[Source data]
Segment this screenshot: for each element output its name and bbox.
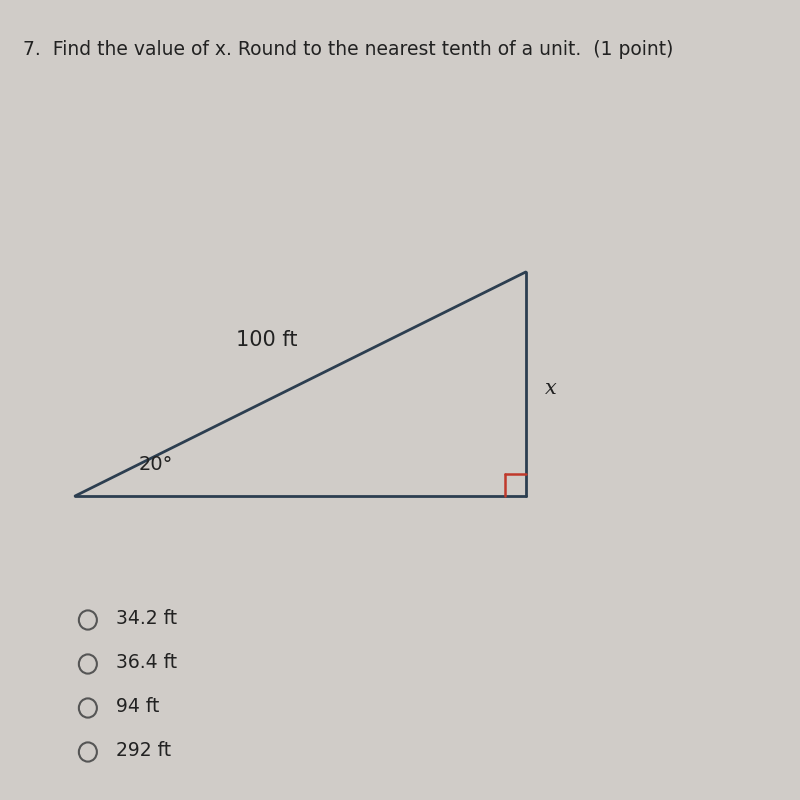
Text: 34.2 ft: 34.2 ft xyxy=(117,609,178,628)
Text: 100 ft: 100 ft xyxy=(236,330,298,350)
Text: x: x xyxy=(545,378,556,398)
Text: 292 ft: 292 ft xyxy=(117,741,171,760)
Text: 7.  Find the value of x. Round to the nearest tenth of a unit.  (1 point): 7. Find the value of x. Round to the nea… xyxy=(22,40,673,59)
Text: 94 ft: 94 ft xyxy=(117,697,160,716)
Text: 20°: 20° xyxy=(139,454,174,474)
Text: 36.4 ft: 36.4 ft xyxy=(117,653,178,672)
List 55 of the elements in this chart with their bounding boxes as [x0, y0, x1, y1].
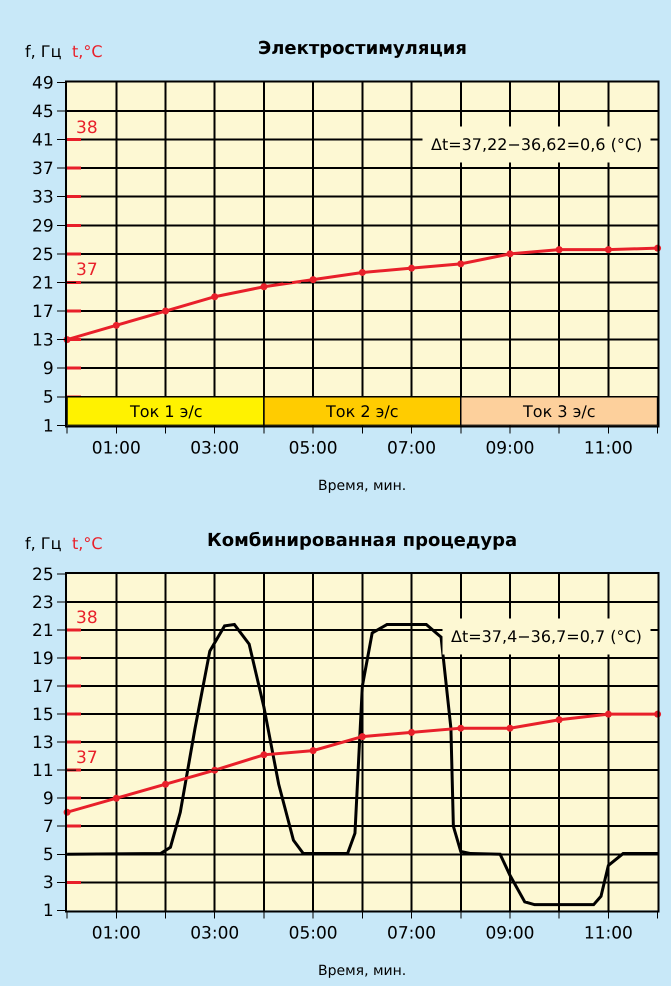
y-tick-label: 33 [32, 188, 54, 208]
y-tick-label: 45 [32, 102, 54, 122]
chart-title: Комбинированная процедура [207, 530, 518, 551]
x-tick-label: 05:00 [288, 924, 338, 944]
y-tick-label: 29 [32, 216, 54, 236]
y2-axis-title: t,°C [72, 42, 103, 61]
y-tick-label: 1 [42, 416, 54, 436]
y2-tick-label: 38 [76, 608, 98, 628]
y2-tick-label: 37 [76, 748, 98, 768]
y-tick-label: 49 [32, 73, 54, 94]
y-tick-label: 13 [32, 330, 54, 351]
y-tick-label: 5 [42, 388, 54, 408]
y-tick-label: 37 [32, 159, 54, 180]
x-tick-label: 09:00 [485, 438, 534, 459]
x-tick-label: 07:00 [387, 924, 436, 944]
y-tick-label: 13 [32, 733, 54, 754]
y-tick-label: 41 [32, 130, 54, 151]
y-tick-label: 17 [32, 677, 54, 698]
y-tick-label: 9 [42, 789, 54, 810]
y-tick-label: 21 [32, 273, 54, 294]
x-tick-label: 07:00 [387, 438, 436, 459]
y-tick-label: 17 [32, 302, 54, 322]
y-tick-label: 25 [32, 565, 54, 586]
y-tick-label: 5 [42, 845, 54, 866]
x-axis-title: Время, мин. [318, 963, 406, 979]
x-tick-label: 03:00 [190, 924, 240, 944]
x-tick-label: 11:00 [584, 924, 633, 944]
y-tick-label: 15 [32, 705, 54, 726]
y-tick-label: 11 [32, 761, 54, 782]
annotation: Δt=37,4−36,7=0,7 (°C) [451, 627, 642, 646]
y2-axis-title: t,°C [72, 534, 103, 553]
band-label: Ток 3 э/с [522, 402, 596, 421]
y-tick-label: 3 [42, 873, 54, 894]
y-axis-title: f, Гц [25, 534, 62, 553]
x-tick-label: 09:00 [485, 924, 534, 944]
y-axis-title: f, Гц [25, 42, 62, 61]
y-tick-label: 25 [32, 244, 54, 265]
band-label: Ток 1 э/с [129, 402, 203, 421]
y2-tick-label: 38 [76, 118, 98, 138]
annotation: Δt=37,22−36,62=0,6 (°C) [431, 135, 642, 154]
x-tick-label: 05:00 [288, 438, 338, 459]
x-tick-label: 01:00 [92, 438, 141, 459]
y-tick-label: 1 [42, 901, 54, 922]
x-tick-label: 03:00 [190, 438, 240, 459]
x-tick-label: 11:00 [584, 438, 633, 459]
y2-tick-label: 37 [76, 260, 98, 280]
chart-title: Электростимуляция [258, 38, 467, 59]
y-tick-label: 23 [32, 593, 54, 614]
y-tick-label: 19 [32, 649, 54, 670]
x-axis-title: Время, мин. [318, 478, 406, 494]
x-tick-label: 01:00 [92, 924, 141, 944]
band-label: Ток 2 э/с [325, 402, 399, 421]
y-tick-label: 21 [32, 621, 54, 642]
y-tick-label: 9 [42, 359, 54, 380]
y-tick-label: 7 [42, 817, 54, 838]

# Task details:
Write out the items again with every "band-label" renamed to "band-name" and everything else left as it is. Omit the pictures.

# Written solution:
Segment this screenshot: for each element output its name and bbox.
Text: 34.2 ft: 34.2 ft xyxy=(117,609,178,628)
Text: 100 ft: 100 ft xyxy=(236,330,298,350)
Text: x: x xyxy=(545,378,556,398)
Text: 292 ft: 292 ft xyxy=(117,741,171,760)
Text: 7.  Find the value of x. Round to the nearest tenth of a unit.  (1 point): 7. Find the value of x. Round to the nea… xyxy=(22,40,673,59)
Text: 94 ft: 94 ft xyxy=(117,697,160,716)
Text: 20°: 20° xyxy=(139,454,174,474)
Text: 36.4 ft: 36.4 ft xyxy=(117,653,178,672)
List 55 of the elements in this chart with their bounding boxes as [x0, y0, x1, y1].
y-tick-label: 33 [32, 188, 54, 208]
y-tick-label: 45 [32, 102, 54, 122]
chart-title: Комбинированная процедура [207, 530, 518, 551]
x-tick-label: 05:00 [288, 924, 338, 944]
y-tick-label: 29 [32, 216, 54, 236]
y2-axis-title: t,°C [72, 42, 103, 61]
y-tick-label: 1 [42, 416, 54, 436]
y2-tick-label: 38 [76, 608, 98, 628]
y2-tick-label: 37 [76, 748, 98, 768]
y-tick-label: 49 [32, 73, 54, 94]
y-tick-label: 13 [32, 330, 54, 351]
y-tick-label: 5 [42, 388, 54, 408]
y-tick-label: 37 [32, 159, 54, 180]
x-tick-label: 09:00 [485, 438, 534, 459]
x-tick-label: 07:00 [387, 924, 436, 944]
y-tick-label: 13 [32, 733, 54, 754]
y-tick-label: 41 [32, 130, 54, 151]
y-tick-label: 17 [32, 677, 54, 698]
y-tick-label: 9 [42, 789, 54, 810]
y-tick-label: 21 [32, 273, 54, 294]
x-tick-label: 07:00 [387, 438, 436, 459]
y-tick-label: 17 [32, 302, 54, 322]
y-tick-label: 25 [32, 565, 54, 586]
y-tick-label: 5 [42, 845, 54, 866]
x-axis-title: Время, мин. [318, 963, 406, 979]
x-tick-label: 03:00 [190, 924, 240, 944]
x-tick-label: 11:00 [584, 924, 633, 944]
y-tick-label: 15 [32, 705, 54, 726]
y-tick-label: 11 [32, 761, 54, 782]
annotation: Δt=37,4−36,7=0,7 (°C) [451, 627, 642, 646]
y2-axis-title: t,°C [72, 534, 103, 553]
band-name: Ток 3 э/с [522, 402, 596, 421]
y-tick-label: 3 [42, 873, 54, 894]
y-axis-title: f, Гц [25, 534, 62, 553]
x-tick-label: 09:00 [485, 924, 534, 944]
y-axis-title: f, Гц [25, 42, 62, 61]
y-tick-label: 25 [32, 244, 54, 265]
band-name: Ток 1 э/с [129, 402, 203, 421]
y2-tick-label: 38 [76, 118, 98, 138]
annotation: Δt=37,22−36,62=0,6 (°C) [431, 135, 642, 154]
x-tick-label: 05:00 [288, 438, 338, 459]
x-tick-label: 01:00 [92, 438, 141, 459]
y-tick-label: 1 [42, 901, 54, 922]
x-tick-label: 03:00 [190, 438, 240, 459]
x-tick-label: 11:00 [584, 438, 633, 459]
y2-tick-label: 37 [76, 260, 98, 280]
chart-title: Электростимуляция [258, 38, 467, 59]
y-tick-label: 23 [32, 593, 54, 614]
y-tick-label: 19 [32, 649, 54, 670]
x-axis-title: Время, мин. [318, 478, 406, 494]
x-tick-label: 01:00 [92, 924, 141, 944]
band-name: Ток 2 э/с [325, 402, 399, 421]
y-tick-label: 21 [32, 621, 54, 642]
y-tick-label: 9 [42, 359, 54, 380]
y-tick-label: 7 [42, 817, 54, 838]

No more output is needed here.